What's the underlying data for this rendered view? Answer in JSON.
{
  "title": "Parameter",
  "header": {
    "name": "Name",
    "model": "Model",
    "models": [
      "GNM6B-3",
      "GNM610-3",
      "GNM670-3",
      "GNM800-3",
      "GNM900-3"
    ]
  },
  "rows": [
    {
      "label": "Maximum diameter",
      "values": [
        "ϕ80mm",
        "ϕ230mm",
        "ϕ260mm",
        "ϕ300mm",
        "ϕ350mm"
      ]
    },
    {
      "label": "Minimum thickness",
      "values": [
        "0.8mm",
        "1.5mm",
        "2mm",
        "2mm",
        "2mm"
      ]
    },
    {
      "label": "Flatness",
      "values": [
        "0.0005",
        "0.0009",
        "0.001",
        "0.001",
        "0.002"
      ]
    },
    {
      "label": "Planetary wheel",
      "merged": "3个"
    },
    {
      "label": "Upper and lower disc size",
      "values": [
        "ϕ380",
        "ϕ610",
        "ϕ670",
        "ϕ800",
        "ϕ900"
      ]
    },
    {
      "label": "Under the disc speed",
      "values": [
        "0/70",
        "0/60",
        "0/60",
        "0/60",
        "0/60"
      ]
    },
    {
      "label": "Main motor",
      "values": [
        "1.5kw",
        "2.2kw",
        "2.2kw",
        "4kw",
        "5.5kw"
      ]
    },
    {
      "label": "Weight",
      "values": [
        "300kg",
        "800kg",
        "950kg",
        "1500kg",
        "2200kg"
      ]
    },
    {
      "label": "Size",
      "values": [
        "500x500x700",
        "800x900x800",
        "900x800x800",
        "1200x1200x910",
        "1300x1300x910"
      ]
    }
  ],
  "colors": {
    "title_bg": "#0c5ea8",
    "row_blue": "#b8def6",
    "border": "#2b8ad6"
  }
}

▶ **What you need to do**
Scan the material line by line and report each one that contains "disc".

▶ **Correct answer**
      "label": "Upper and lower disc size",
      "label": "Under the disc speed",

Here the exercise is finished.